Лида работала сутки через двое. И когда она была на работе, а Женька уходил в ремесленное, девочки оставались одни. Они почти не вставали и не разговаривали, просто лежали с закрытыми глазами. В такие дни к девочкам заходил кто-нибудь из нас, чтобы подбросить чурок в буржуйку или дать им воды и хлеба.

Я тоже приходила и старалась их занять. Я сидела около их кровати и читала вслух что-нибудь из найденных в квартире довоенных детских журналов «Еж» и «Чиж». Девочки совсем одинаковые, с беленькими кудряшками, в белых платочках на головах, лежали рядом и не всегда даже открывали глаза. Но когда я замолкала, они начинали поворачивать головки, и я понимала, что они слушают. А может быть, им просто нужно было слышать чей-то голос и чувствовать, что они не одни.

Женьке было жалко сестричек, и он, несмотря на то что его завод был далеко, каждый день через весь город приходил домой и приносил им в баночке «суп» (баланду из муки с водой) и пару ложек какой-то каши, отрывая это от своего рабочего пайка. Ремесленники, кроме того что учились, работали на заводе. Кто был мал ростом, тому подставляли под ноги ящики. Им давали за это рабочие карточки и кормили чем могли в заводской столовой.

> ФРАГМЕНТ ДАННЫХ
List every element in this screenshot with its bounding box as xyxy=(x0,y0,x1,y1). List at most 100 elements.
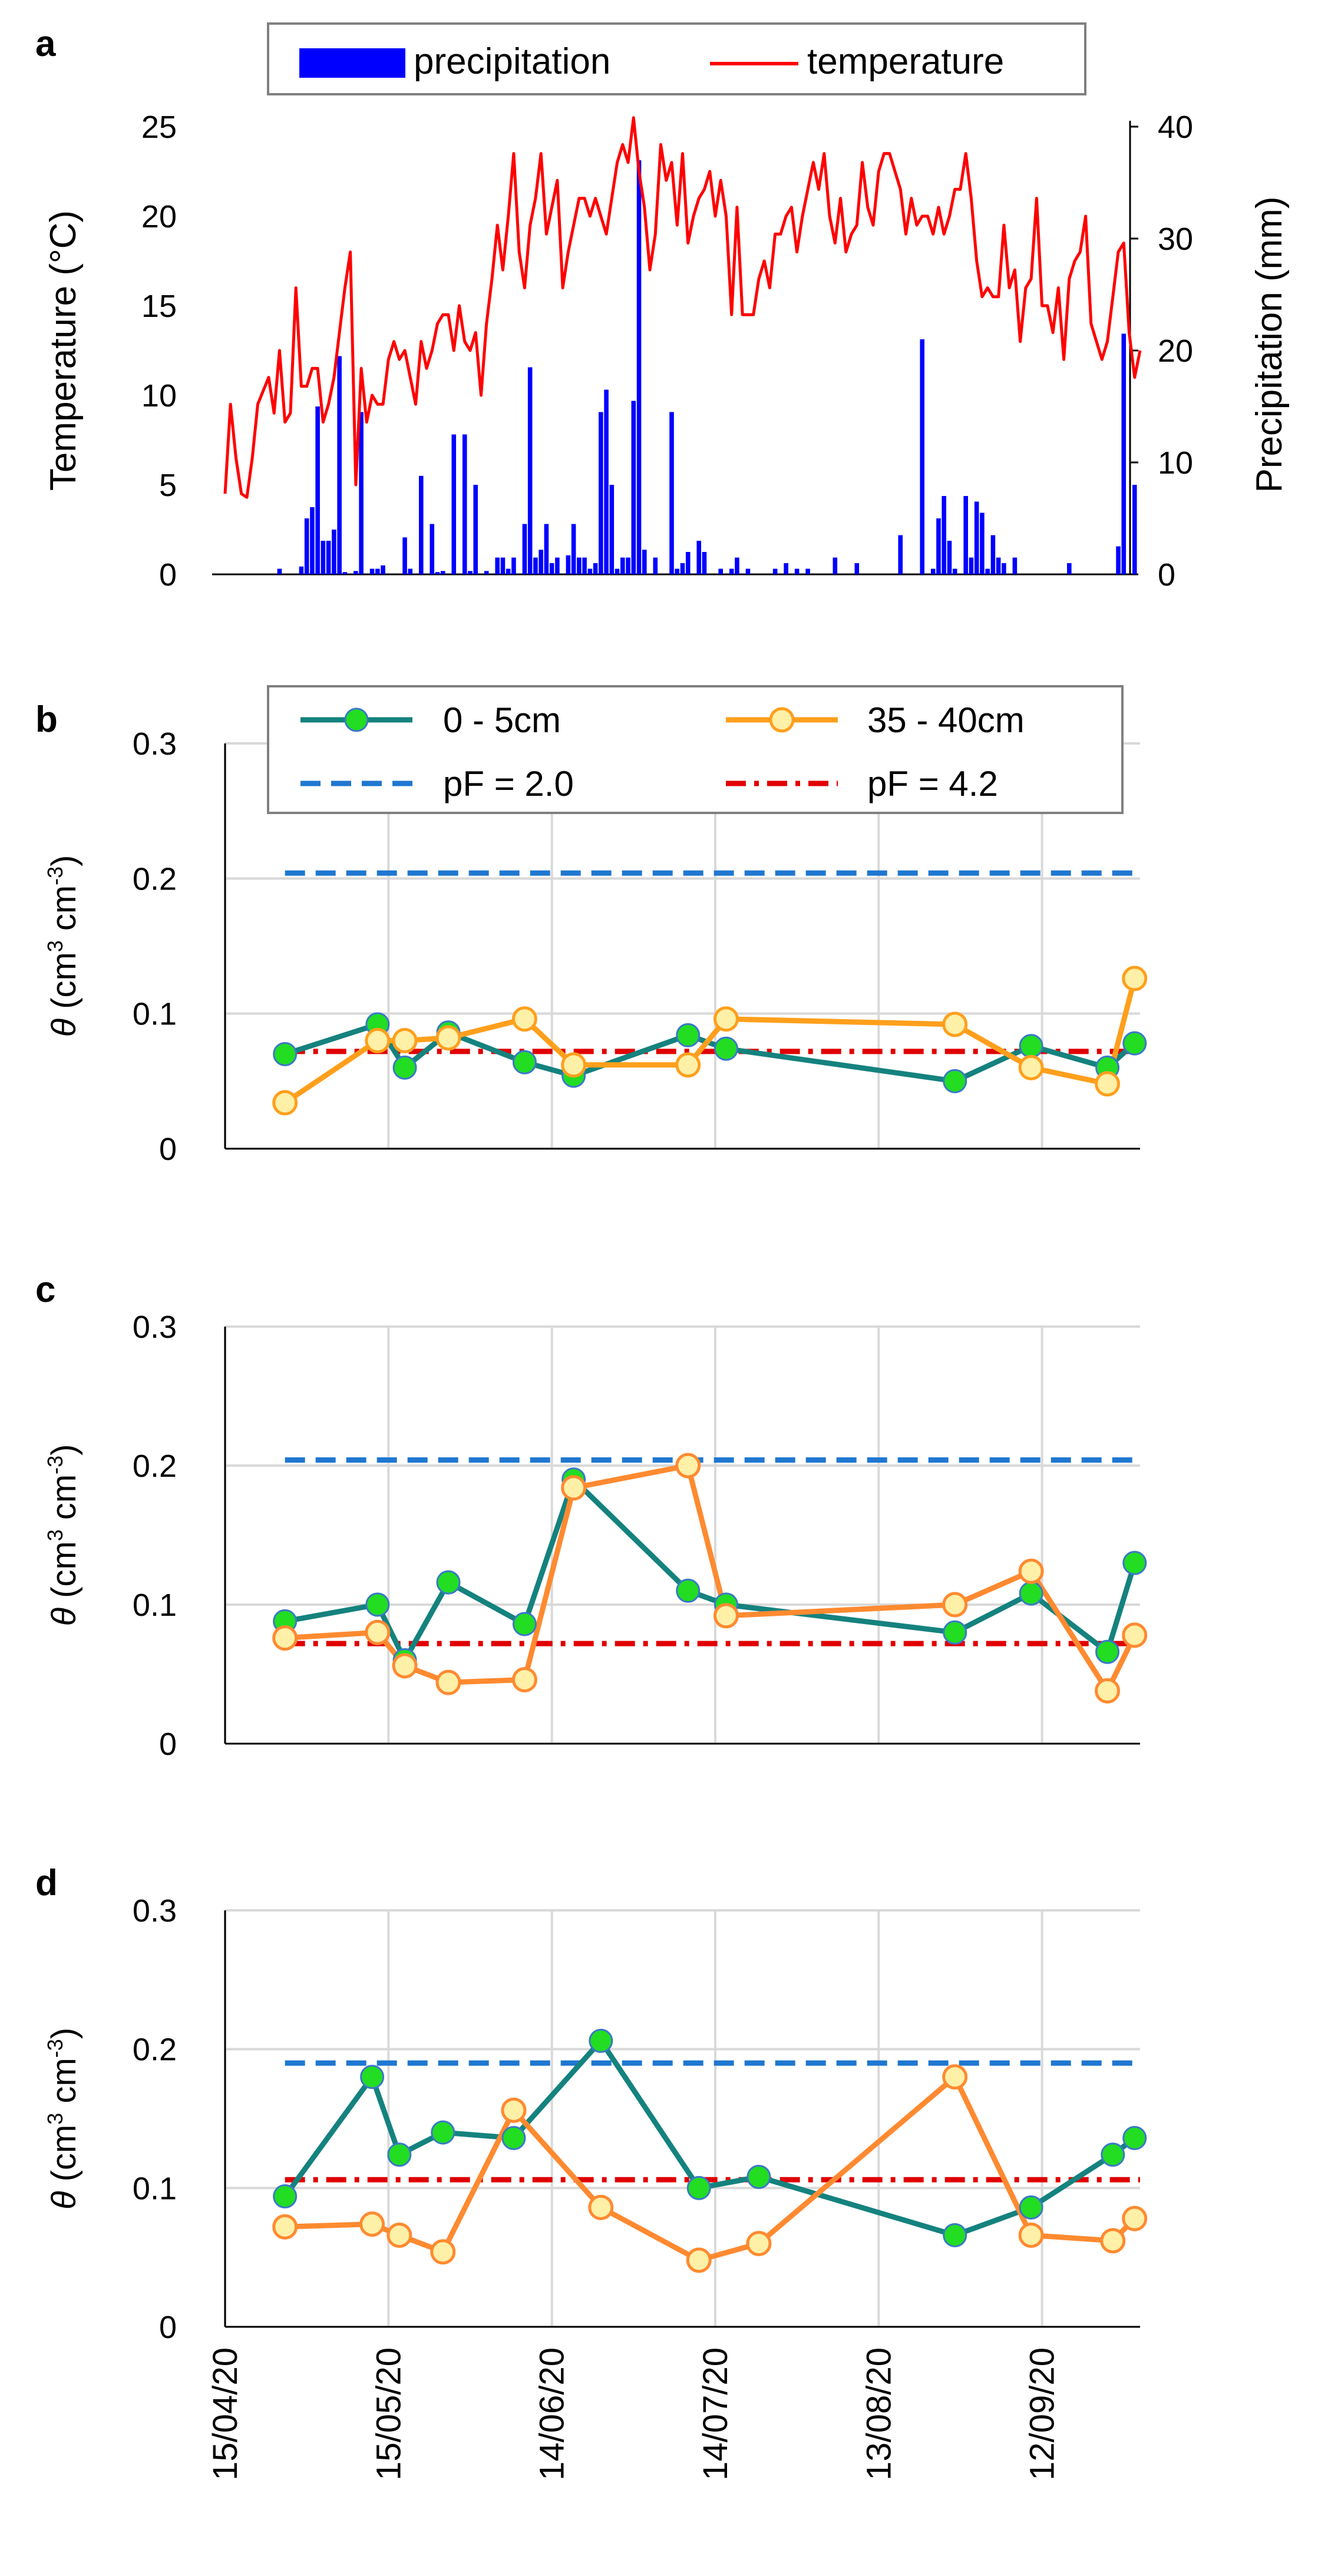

> ЧТО СДЕЛАТЬ
(a) Какие довоенные детские журналы читали вслух девочкам, согласно исходному тексту?
(b) Объясните по исходному тексту, за что ремесленникам давали рабочие карточки.

> ОТВЕТЫ
(a) «Еж» и «Чиж».

(b) Ремесленники не только учились, но и работали на заводе. За эту работу им и давали рабочие карточки.